> **WORK REQUEST**: Each line below with the word "Använd" needs to be copied.

Extracted data entries

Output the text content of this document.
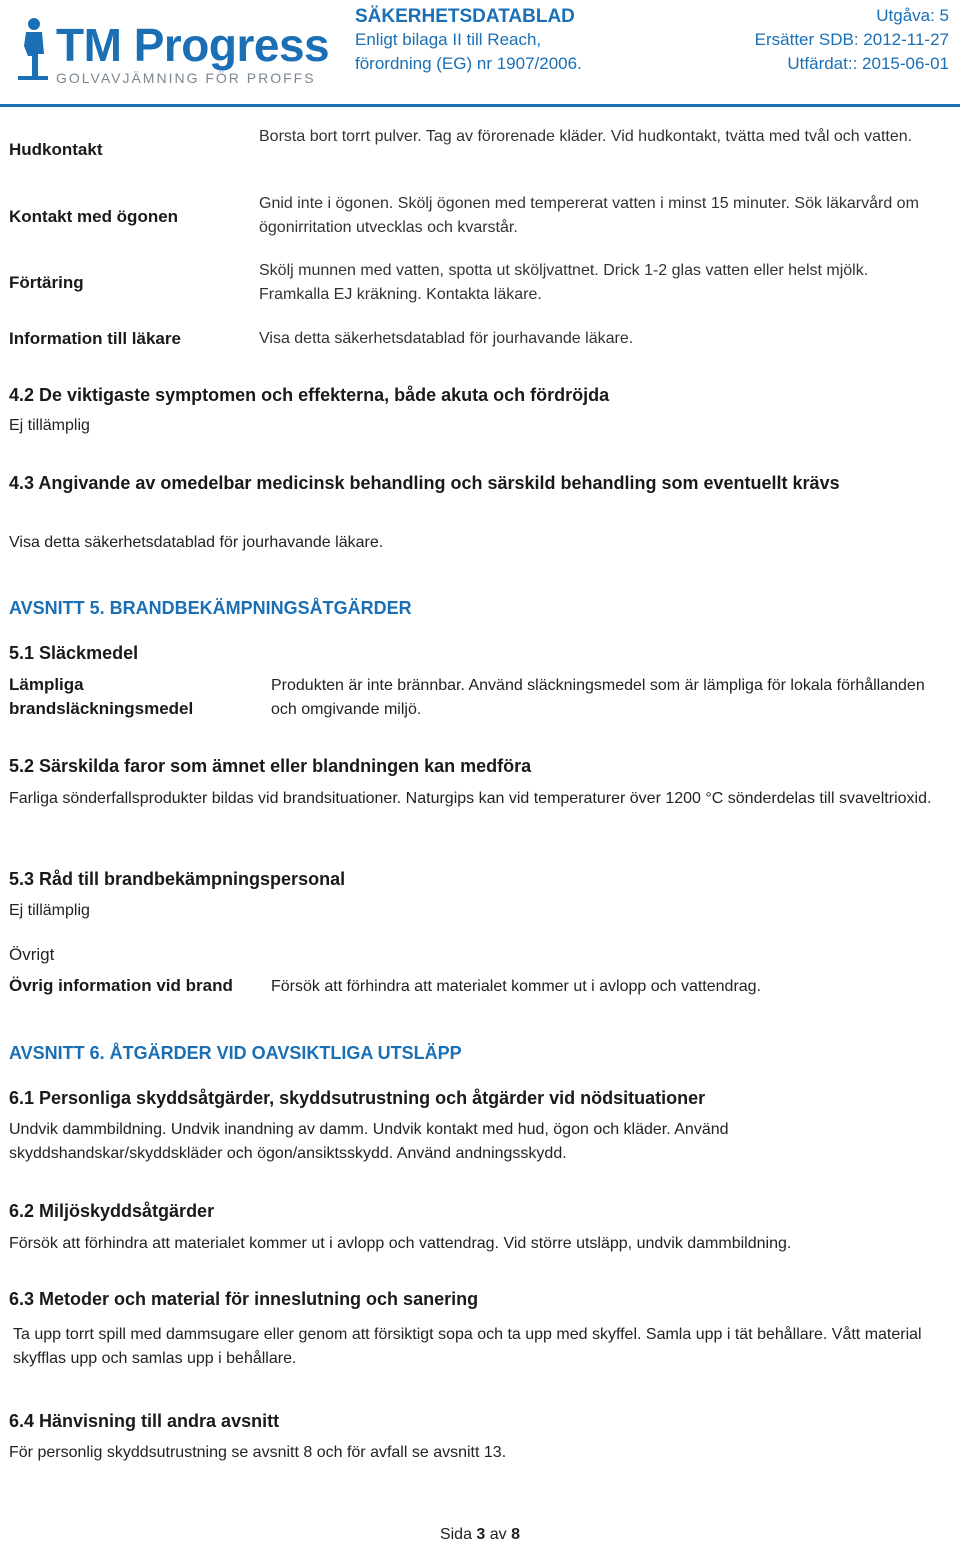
TM Progress
GOLVAVJÄMNING FÖR PROFFS
SÄKERHETSDATABLAD
Enligt bilaga II till Reach,
förordning (EG) nr 1907/2006.
Utgåva: 5
Ersätter SDB: 2012-11-27
Utfärdat:: 2015-06-01
Hudkontakt
Borsta bort torrt pulver. Tag av förorenade kläder. Vid hudkontakt, tvätta med tvål och vatten.
Kontakt med ögonen
Gnid inte i ögonen. Skölj ögonen med tempererat vatten i minst 15 minuter. Sök läkarvård om ögonirritation utvecklas och kvarstår.
Förtäring
Skölj munnen med vatten, spotta ut sköljvattnet. Drick 1-2 glas vatten eller helst mjölk. Framkalla EJ kräkning. Kontakta läkare.
Information till läkare	Visa detta säkerhetsdatablad för jourhavande läkare.
4.2 De viktigaste symptomen och effekterna, både akuta och fördröjda
Ej tillämplig
4.3 Angivande av omedelbar medicinsk behandling och särskild behandling som eventuellt krävs
Visa detta säkerhetsdatablad för jourhavande läkare.
AVSNITT 5. BRANDBEKÄMPNINGSÅTGÄRDER
5.1 Släckmedel
Lämpliga
brandsläckningsmedel
Produkten är inte brännbar. Använd släckningsmedel som är lämpliga för lokala förhållanden och omgivande miljö.
5.2 Särskilda faror som ämnet eller blandningen kan medföra
Farliga sönderfallsprodukter bildas vid brandsituationer. Naturgips kan vid temperaturer över 1200 °C sönderdelas till svaveltrioxid.
5.3 Råd till brandbekämpningspersonal
Ej tillämplig
Övrigt
Övrig information vid brand Försök att förhindra att materialet kommer ut i avlopp och vattendrag.
AVSNITT 6. ÅTGÄRDER VID OAVSIKTLIGA UTSLÄPP
6.1 Personliga skyddsåtgärder, skyddsutrustning och åtgärder vid nödsituationer
Undvik dammbildning. Undvik inandning av damm. Undvik kontakt med hud, ögon och kläder. Använd skyddshandskar/skyddskläder och ögon/ansiktsskydd. Använd andningsskydd.
6.2 Miljöskyddsåtgärder
Försök att förhindra att materialet kommer ut i avlopp och vattendrag. Vid större utsläpp, undvik dammbildning.
6.3 Metoder och material för inneslutning och sanering
Ta upp torrt spill med dammsugare eller genom att försiktigt sopa och ta upp med skyffel. Samla upp i tät behållare. Vått material skyfflas upp och samlas upp i behållare.
6.4 Hänvisning till andra avsnitt
För personlig skyddsutrustning se avsnitt 8 och för avfall se avsnitt 13.
Sida 3 av 8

> **WRITTEN ANSWER**:
Produkten är inte brännbar. Använd släckningsmedel som är lämpliga för lokala förhållanden och omgivande miljö.
Undvik dammbildning. Undvik inandning av damm. Undvik kontakt med hud, ögon och kläder. Använd skyddshandskar/skyddskläder och ögon/ansiktsskydd. Använd andningsskydd.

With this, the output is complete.